What you have to do | Transcribe the full listing exactly, and drop every picture.

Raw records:
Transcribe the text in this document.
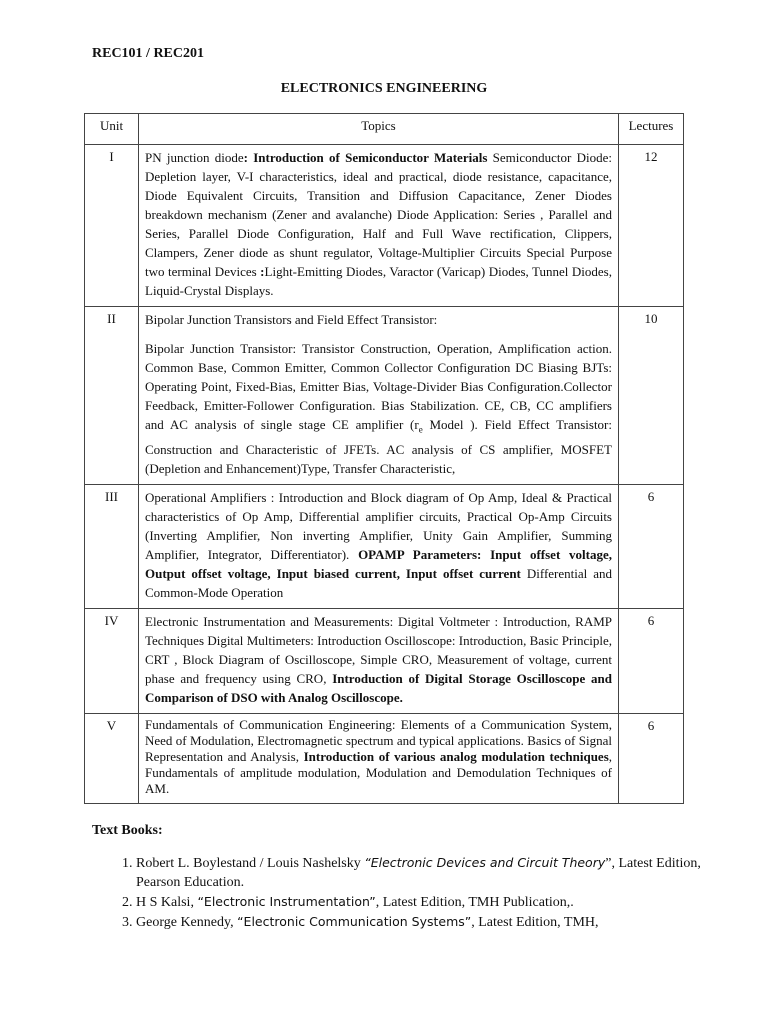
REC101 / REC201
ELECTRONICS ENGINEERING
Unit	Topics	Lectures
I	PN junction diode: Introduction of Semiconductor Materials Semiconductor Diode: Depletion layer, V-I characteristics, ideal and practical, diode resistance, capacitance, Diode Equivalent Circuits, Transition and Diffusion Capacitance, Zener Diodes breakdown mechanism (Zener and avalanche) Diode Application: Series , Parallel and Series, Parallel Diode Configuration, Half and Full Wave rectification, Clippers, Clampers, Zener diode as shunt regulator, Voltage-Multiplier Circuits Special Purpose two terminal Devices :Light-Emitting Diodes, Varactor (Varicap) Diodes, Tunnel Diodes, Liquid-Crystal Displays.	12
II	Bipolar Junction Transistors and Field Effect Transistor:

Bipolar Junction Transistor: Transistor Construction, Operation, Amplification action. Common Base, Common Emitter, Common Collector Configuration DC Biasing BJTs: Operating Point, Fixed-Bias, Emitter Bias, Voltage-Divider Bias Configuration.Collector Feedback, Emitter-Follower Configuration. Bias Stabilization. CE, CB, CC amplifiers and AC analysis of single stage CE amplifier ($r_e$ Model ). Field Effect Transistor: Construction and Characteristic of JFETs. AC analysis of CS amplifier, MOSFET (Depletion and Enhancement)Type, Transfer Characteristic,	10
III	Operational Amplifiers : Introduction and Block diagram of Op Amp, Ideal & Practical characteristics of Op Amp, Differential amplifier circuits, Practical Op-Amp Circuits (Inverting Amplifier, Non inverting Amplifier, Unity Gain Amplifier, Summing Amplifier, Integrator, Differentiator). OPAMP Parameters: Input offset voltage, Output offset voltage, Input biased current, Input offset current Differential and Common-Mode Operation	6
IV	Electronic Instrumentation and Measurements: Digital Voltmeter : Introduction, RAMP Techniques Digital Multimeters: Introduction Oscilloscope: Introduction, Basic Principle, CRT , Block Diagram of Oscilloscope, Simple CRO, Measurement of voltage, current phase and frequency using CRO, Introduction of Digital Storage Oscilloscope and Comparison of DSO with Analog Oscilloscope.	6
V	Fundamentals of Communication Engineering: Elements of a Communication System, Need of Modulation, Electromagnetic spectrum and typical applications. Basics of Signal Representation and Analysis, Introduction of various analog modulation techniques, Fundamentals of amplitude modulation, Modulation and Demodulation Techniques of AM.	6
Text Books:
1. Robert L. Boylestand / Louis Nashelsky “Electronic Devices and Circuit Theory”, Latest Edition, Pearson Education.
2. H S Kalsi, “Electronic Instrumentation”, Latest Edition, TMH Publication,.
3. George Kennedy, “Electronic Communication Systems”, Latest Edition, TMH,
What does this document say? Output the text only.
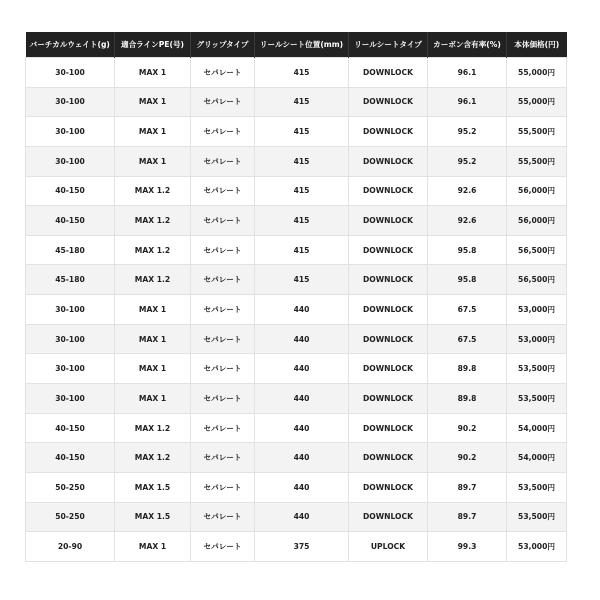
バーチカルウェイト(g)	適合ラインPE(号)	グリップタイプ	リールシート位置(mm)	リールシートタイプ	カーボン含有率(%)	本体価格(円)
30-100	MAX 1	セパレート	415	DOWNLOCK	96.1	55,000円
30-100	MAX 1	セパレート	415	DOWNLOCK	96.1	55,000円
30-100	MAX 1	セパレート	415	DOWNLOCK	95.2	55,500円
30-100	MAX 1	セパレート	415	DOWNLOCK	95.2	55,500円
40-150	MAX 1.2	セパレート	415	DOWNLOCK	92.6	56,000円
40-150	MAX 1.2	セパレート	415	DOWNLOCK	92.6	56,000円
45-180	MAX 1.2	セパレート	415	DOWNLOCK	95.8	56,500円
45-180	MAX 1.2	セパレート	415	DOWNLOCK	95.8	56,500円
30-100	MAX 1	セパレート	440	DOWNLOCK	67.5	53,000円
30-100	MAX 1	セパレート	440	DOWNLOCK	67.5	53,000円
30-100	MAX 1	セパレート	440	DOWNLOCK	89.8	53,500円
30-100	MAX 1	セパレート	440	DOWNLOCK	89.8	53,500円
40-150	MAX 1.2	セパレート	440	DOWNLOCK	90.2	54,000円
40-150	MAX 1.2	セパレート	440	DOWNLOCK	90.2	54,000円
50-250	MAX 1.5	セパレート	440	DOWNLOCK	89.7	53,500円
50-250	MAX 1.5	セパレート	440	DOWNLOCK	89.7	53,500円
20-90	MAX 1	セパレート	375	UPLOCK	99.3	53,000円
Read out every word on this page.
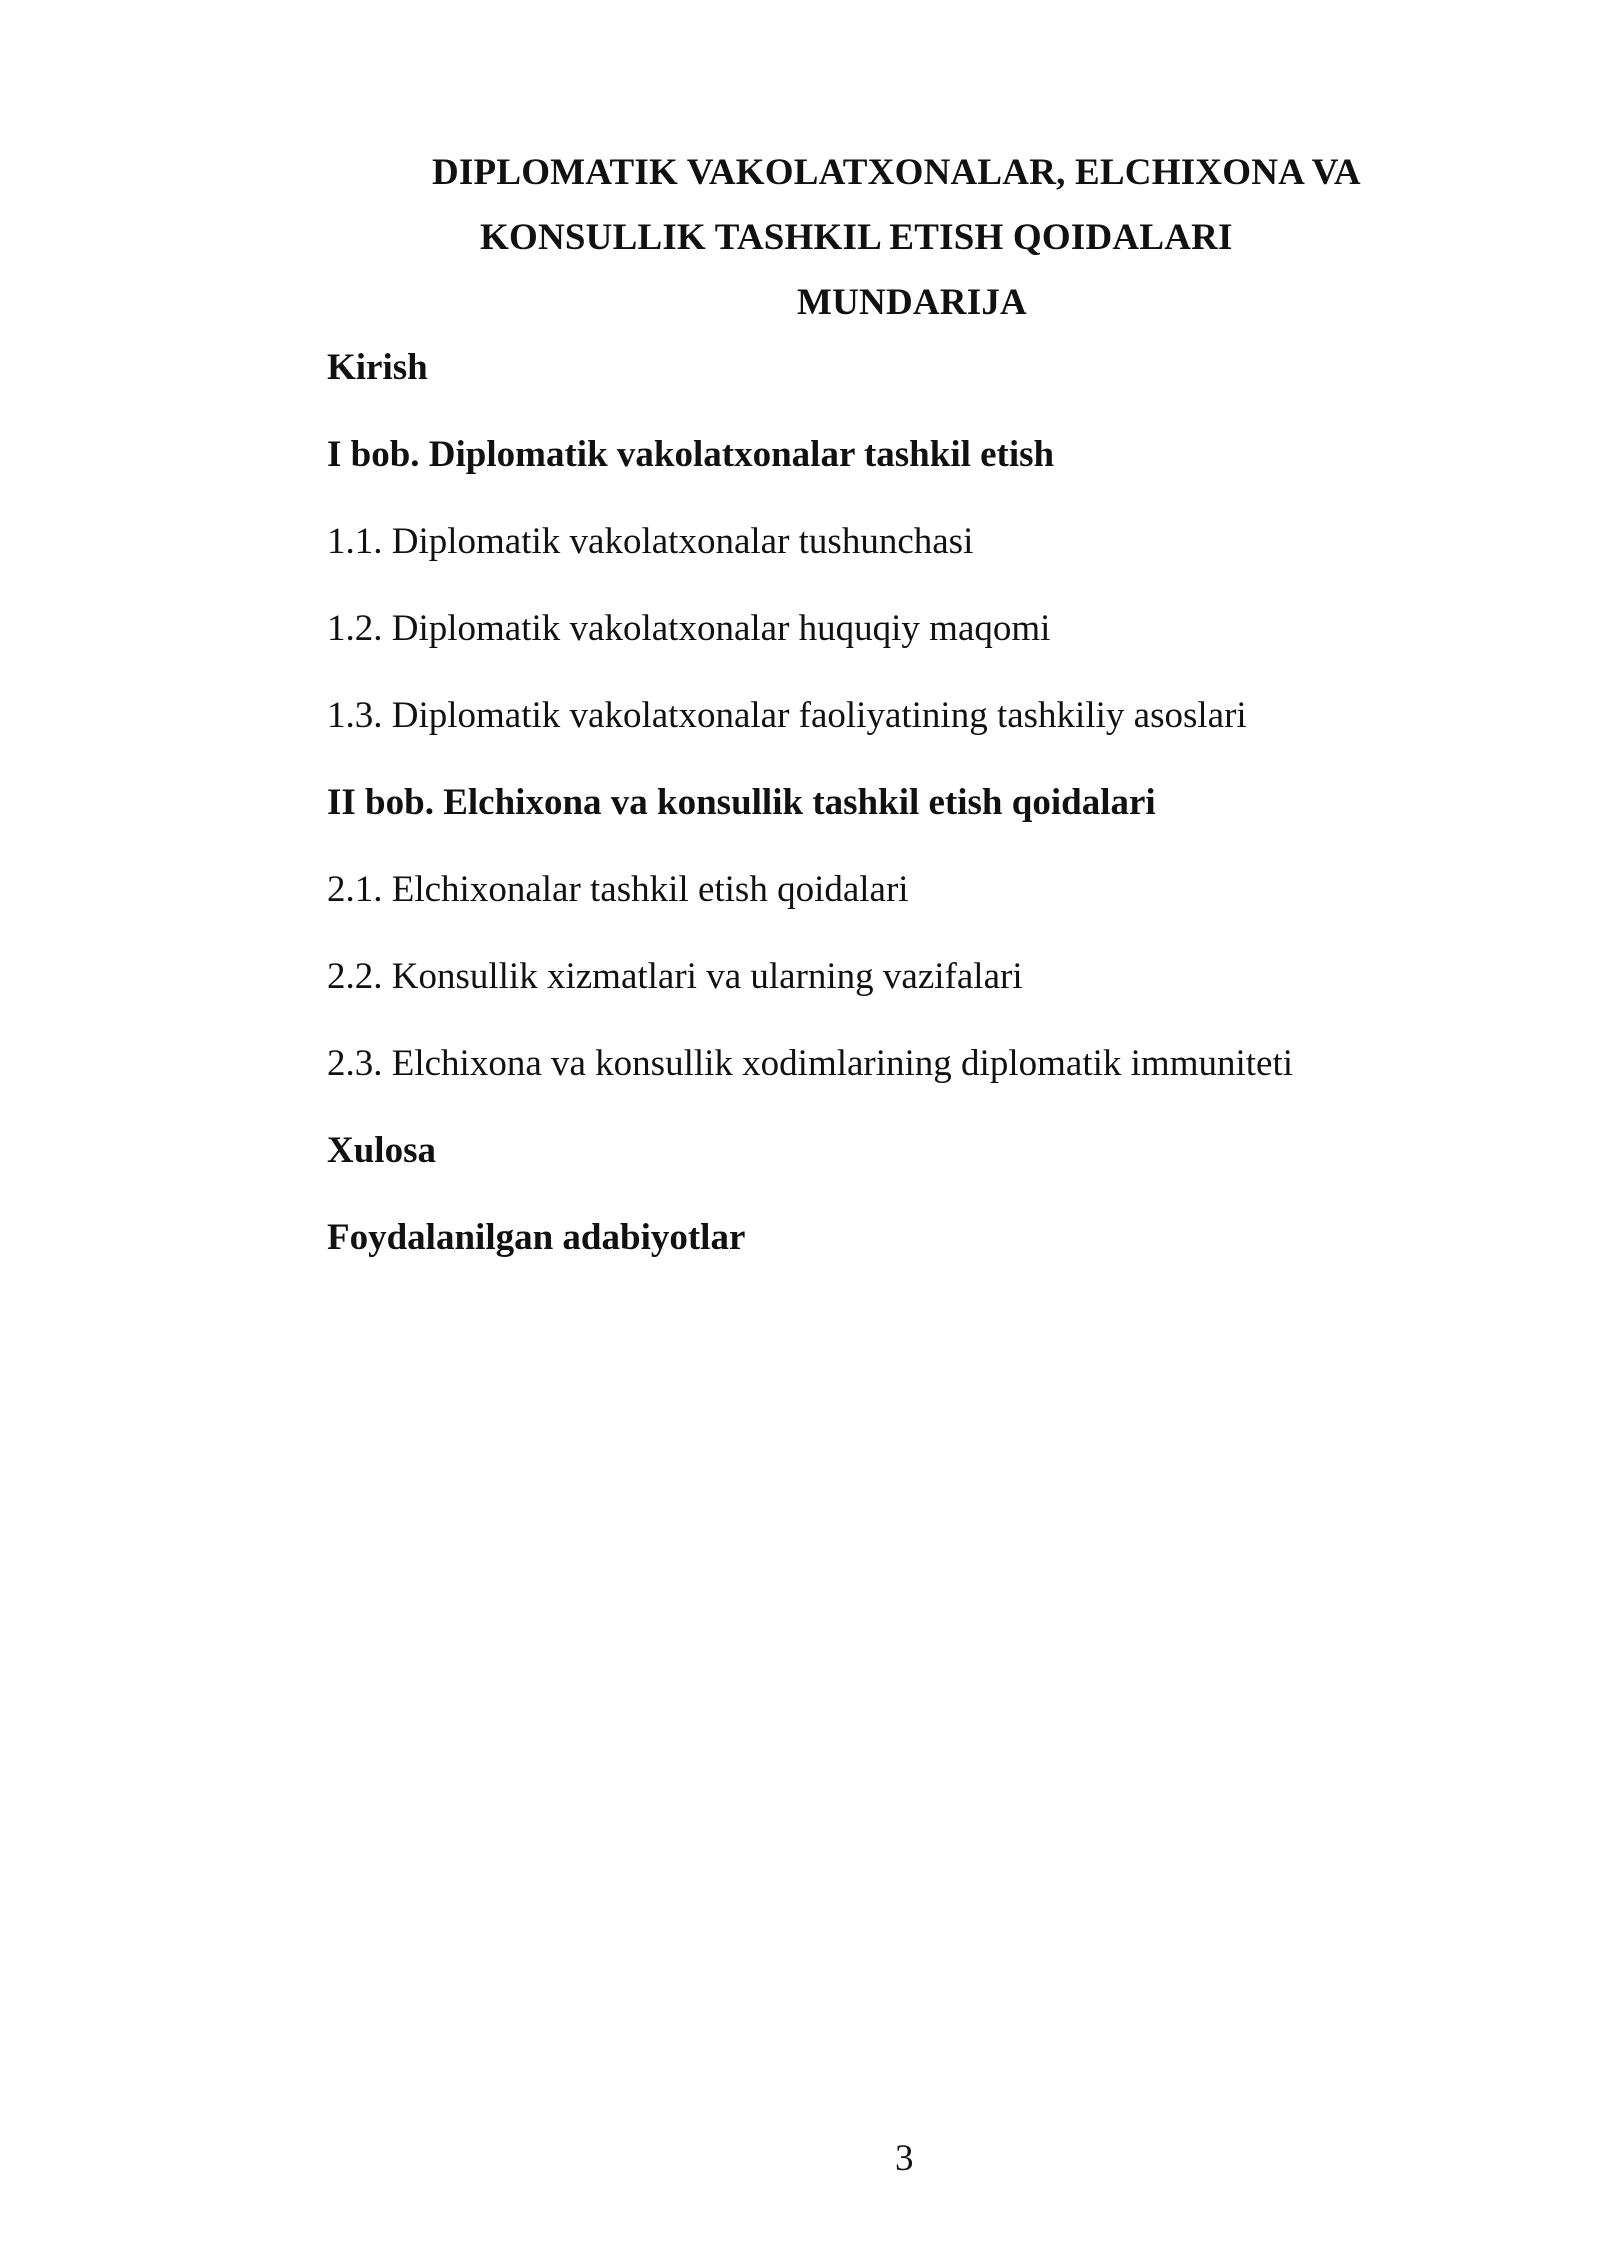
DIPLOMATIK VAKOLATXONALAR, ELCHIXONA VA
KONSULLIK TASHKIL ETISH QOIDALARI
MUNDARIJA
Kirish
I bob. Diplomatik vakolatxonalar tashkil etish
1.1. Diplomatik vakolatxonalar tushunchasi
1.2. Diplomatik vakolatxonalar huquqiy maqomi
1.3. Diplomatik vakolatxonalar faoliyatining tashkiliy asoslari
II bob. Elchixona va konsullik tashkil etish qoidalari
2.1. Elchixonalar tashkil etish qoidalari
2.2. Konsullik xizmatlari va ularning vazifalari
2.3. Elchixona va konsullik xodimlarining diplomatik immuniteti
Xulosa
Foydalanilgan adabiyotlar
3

The result |
Transcribe the text in this document.
REC101 / REC201
ELECTRONICS ENGINEERING
Unit	Topics	Lectures
I	PN junction diode: Introduction of Semiconductor Materials Semiconductor Diode: Depletion layer, V-I characteristics, ideal and practical, diode resistance, capacitance, Diode Equivalent Circuits, Transition and Diffusion Capacitance, Zener Diodes breakdown mechanism (Zener and avalanche) Diode Application: Series , Parallel and Series, Parallel Diode Configuration, Half and Full Wave rectification, Clippers, Clampers, Zener diode as shunt regulator, Voltage-Multiplier Circuits Special Purpose two terminal Devices :Light-Emitting Diodes, Varactor (Varicap) Diodes, Tunnel Diodes, Liquid-Crystal Displays.	12
II	Bipolar Junction Transistors and Field Effect Transistor:

Bipolar Junction Transistor: Transistor Construction, Operation, Amplification action. Common Base, Common Emitter, Common Collector Configuration DC Biasing BJTs: Operating Point, Fixed-Bias, Emitter Bias, Voltage-Divider Bias Configuration.Collector Feedback, Emitter-Follower Configuration. Bias Stabilization. CE, CB, CC amplifiers and AC analysis of single stage CE amplifier ($r_e$ Model ). Field Effect Transistor: Construction and Characteristic of JFETs. AC analysis of CS amplifier, MOSFET (Depletion and Enhancement)Type, Transfer Characteristic,	10
III	Operational Amplifiers : Introduction and Block diagram of Op Amp, Ideal & Practical characteristics of Op Amp, Differential amplifier circuits, Practical Op-Amp Circuits (Inverting Amplifier, Non inverting Amplifier, Unity Gain Amplifier, Summing Amplifier, Integrator, Differentiator). OPAMP Parameters: Input offset voltage, Output offset voltage, Input biased current, Input offset current Differential and Common-Mode Operation	6
IV	Electronic Instrumentation and Measurements: Digital Voltmeter : Introduction, RAMP Techniques Digital Multimeters: Introduction Oscilloscope: Introduction, Basic Principle, CRT , Block Diagram of Oscilloscope, Simple CRO, Measurement of voltage, current phase and frequency using CRO, Introduction of Digital Storage Oscilloscope and Comparison of DSO with Analog Oscilloscope.	6
V	Fundamentals of Communication Engineering: Elements of a Communication System, Need of Modulation, Electromagnetic spectrum and typical applications. Basics of Signal Representation and Analysis, Introduction of various analog modulation techniques, Fundamentals of amplitude modulation, Modulation and Demodulation Techniques of AM.	6
Text Books:
1. Robert L. Boylestand / Louis Nashelsky “Electronic Devices and Circuit Theory”, Latest Edition, Pearson Education.
2. H S Kalsi, “Electronic Instrumentation”, Latest Edition, TMH Publication,.
3. George Kennedy, “Electronic Communication Systems”, Latest Edition, TMH,
What does this document say? Output the text only.
バーチカルウェイト(g)	適合ラインPE(号)	グリップタイプ	リールシート位置(mm)	リールシートタイプ	カーボン含有率(%)	本体価格(円)
30-100	MAX 1	セパレート	415	DOWNLOCK	96.1	55,000円
30-100	MAX 1	セパレート	415	DOWNLOCK	96.1	55,000円
30-100	MAX 1	セパレート	415	DOWNLOCK	95.2	55,500円
30-100	MAX 1	セパレート	415	DOWNLOCK	95.2	55,500円
40-150	MAX 1.2	セパレート	415	DOWNLOCK	92.6	56,000円
40-150	MAX 1.2	セパレート	415	DOWNLOCK	92.6	56,000円
45-180	MAX 1.2	セパレート	415	DOWNLOCK	95.8	56,500円
45-180	MAX 1.2	セパレート	415	DOWNLOCK	95.8	56,500円
30-100	MAX 1	セパレート	440	DOWNLOCK	67.5	53,000円
30-100	MAX 1	セパレート	440	DOWNLOCK	67.5	53,000円
30-100	MAX 1	セパレート	440	DOWNLOCK	89.8	53,500円
30-100	MAX 1	セパレート	440	DOWNLOCK	89.8	53,500円
40-150	MAX 1.2	セパレート	440	DOWNLOCK	90.2	54,000円
40-150	MAX 1.2	セパレート	440	DOWNLOCK	90.2	54,000円
50-250	MAX 1.5	セパレート	440	DOWNLOCK	89.7	53,500円
50-250	MAX 1.5	セパレート	440	DOWNLOCK	89.7	53,500円
20-90	MAX 1	セパレート	375	UPLOCK	99.3	53,000円
Read out every word on this page.
DIPLOMATIK VAKOLATXONALAR, ELCHIXONA VA
KONSULLIK TASHKIL ETISH QOIDALARI
MUNDARIJA
Kirish
I bob. Diplomatik vakolatxonalar tashkil etish
1.1. Diplomatik vakolatxonalar tushunchasi
1.2. Diplomatik vakolatxonalar huquqiy maqomi
1.3. Diplomatik vakolatxonalar faoliyatining tashkiliy asoslari
II bob. Elchixona va konsullik tashkil etish qoidalari
2.1. Elchixonalar tashkil etish qoidalari
2.2. Konsullik xizmatlari va ularning vazifalari
2.3. Elchixona va konsullik xodimlarining diplomatik immuniteti
Xulosa
Foydalanilgan adabiyotlar
3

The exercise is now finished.